All entries are to be given again verbatim.

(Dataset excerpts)
□ □ □ □ □
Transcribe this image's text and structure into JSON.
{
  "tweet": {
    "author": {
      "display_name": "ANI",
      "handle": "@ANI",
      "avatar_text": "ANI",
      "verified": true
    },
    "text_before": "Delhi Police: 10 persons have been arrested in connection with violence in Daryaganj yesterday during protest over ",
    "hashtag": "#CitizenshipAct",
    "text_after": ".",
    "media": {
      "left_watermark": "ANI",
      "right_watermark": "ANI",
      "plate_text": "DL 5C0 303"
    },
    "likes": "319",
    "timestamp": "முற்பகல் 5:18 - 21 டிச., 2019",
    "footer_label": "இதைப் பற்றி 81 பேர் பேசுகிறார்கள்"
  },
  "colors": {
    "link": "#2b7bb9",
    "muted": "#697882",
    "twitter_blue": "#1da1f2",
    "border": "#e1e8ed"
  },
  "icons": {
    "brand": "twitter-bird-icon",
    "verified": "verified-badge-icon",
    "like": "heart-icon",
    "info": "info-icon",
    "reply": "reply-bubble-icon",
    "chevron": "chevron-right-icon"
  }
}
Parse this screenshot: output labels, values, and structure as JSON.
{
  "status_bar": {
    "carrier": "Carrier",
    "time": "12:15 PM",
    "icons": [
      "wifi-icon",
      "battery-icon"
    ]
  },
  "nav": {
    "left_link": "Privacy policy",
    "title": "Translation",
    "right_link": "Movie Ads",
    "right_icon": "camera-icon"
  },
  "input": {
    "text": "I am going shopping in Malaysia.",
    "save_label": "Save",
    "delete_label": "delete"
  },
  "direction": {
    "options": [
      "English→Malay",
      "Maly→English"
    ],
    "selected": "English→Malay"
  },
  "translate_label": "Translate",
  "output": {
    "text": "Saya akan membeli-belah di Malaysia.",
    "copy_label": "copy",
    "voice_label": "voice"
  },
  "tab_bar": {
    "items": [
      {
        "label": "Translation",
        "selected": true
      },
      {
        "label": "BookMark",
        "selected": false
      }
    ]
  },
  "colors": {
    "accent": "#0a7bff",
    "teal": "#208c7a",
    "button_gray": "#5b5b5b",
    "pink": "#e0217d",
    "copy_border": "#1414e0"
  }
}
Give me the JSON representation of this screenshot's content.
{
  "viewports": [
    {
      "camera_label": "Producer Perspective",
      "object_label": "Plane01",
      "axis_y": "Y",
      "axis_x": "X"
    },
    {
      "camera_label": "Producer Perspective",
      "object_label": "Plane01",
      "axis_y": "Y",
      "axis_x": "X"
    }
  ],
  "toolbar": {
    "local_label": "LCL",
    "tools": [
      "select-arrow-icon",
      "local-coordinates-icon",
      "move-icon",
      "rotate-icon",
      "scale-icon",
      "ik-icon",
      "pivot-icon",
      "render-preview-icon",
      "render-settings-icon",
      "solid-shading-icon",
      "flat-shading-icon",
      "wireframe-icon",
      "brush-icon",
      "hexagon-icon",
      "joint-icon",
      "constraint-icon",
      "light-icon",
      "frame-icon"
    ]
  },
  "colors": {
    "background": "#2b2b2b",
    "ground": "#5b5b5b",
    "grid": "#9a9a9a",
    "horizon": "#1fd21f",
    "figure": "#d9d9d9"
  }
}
□ □ □ □ □
**Output for this task:**
Transcribe this image's text and structure into JSON.
{
  "tweet": {
    "author": {
      "display_name": "ANI",
      "handle": "@ANI",
      "avatar_text": "ANI",
      "verified": true
    },
    "text_before": "Delhi Police: 10 persons have been arrested in connection with violence in Daryaganj yesterday during protest over ",
    "hashtag": "#CitizenshipAct",
    "text_after": ".",
    "media": {
      "left_watermark": "ANI",
      "right_watermark": "ANI",
      "plate_text": "DL 5C0 303"
    },
    "likes": "319",
    "timestamp": "முற்பகல் 5:18 - 21 டிச., 2019",
    "footer_label": "இதைப் பற்றி 81 பேர் பேசுகிறார்கள்"
  },
  "colors": {
    "link": "#2b7bb9",
    "muted": "#697882",
    "twitter_blue": "#1da1f2",
    "border": "#e1e8ed"
  },
  "icons": {
    "brand": "twitter-bird-icon",
    "verified": "verified-badge-icon",
    "like": "heart-icon",
    "info": "info-icon",
    "reply": "reply-bubble-icon",
    "chevron": "chevron-right-icon"
  }
}
Parse this screenshot: output labels, values, and structure as JSON.
{
  "status_bar": {
    "carrier": "Carrier",
    "time": "12:15 PM",
    "icons": [
      "wifi-icon",
      "battery-icon"
    ]
  },
  "nav": {
    "left_link": "Privacy policy",
    "title": "Translation",
    "right_link": "Movie Ads",
    "right_icon": "camera-icon"
  },
  "input": {
    "text": "I am going shopping in Malaysia.",
    "save_label": "Save",
    "delete_label": "delete"
  },
  "direction": {
    "options": [
      "English→Malay",
      "Maly→English"
    ],
    "selected": "English→Malay"
  },
  "translate_label": "Translate",
  "output": {
    "text": "Saya akan membeli-belah di Malaysia.",
    "copy_label": "copy",
    "voice_label": "voice"
  },
  "tab_bar": {
    "items": [
      {
        "label": "Translation",
        "selected": true
      },
      {
        "label": "BookMark",
        "selected": false
      }
    ]
  },
  "colors": {
    "accent": "#0a7bff",
    "teal": "#208c7a",
    "button_gray": "#5b5b5b",
    "pink": "#e0217d",
    "copy_border": "#1414e0"
  }
}
Give me the JSON representation of this screenshot's content.
{
  "viewports": [
    {
      "camera_label": "Producer Perspective",
      "object_label": "Plane01",
      "axis_y": "Y",
      "axis_x": "X"
    },
    {
      "camera_label": "Producer Perspective",
      "object_label": "Plane01",
      "axis_y": "Y",
      "axis_x": "X"
    }
  ],
  "toolbar": {
    "local_label": "LCL",
    "tools": [
      "select-arrow-icon",
      "local-coordinates-icon",
      "move-icon",
      "rotate-icon",
      "scale-icon",
      "ik-icon",
      "pivot-icon",
      "render-preview-icon",
      "render-settings-icon",
      "solid-shading-icon",
      "flat-shading-icon",
      "wireframe-icon",
      "brush-icon",
      "hexagon-icon",
      "joint-icon",
      "constraint-icon",
      "light-icon",
      "frame-icon"
    ]
  },
  "colors": {
    "background": "#2b2b2b",
    "ground": "#5b5b5b",
    "grid": "#9a9a9a",
    "horizon": "#1fd21f",
    "figure": "#d9d9d9"
  }
}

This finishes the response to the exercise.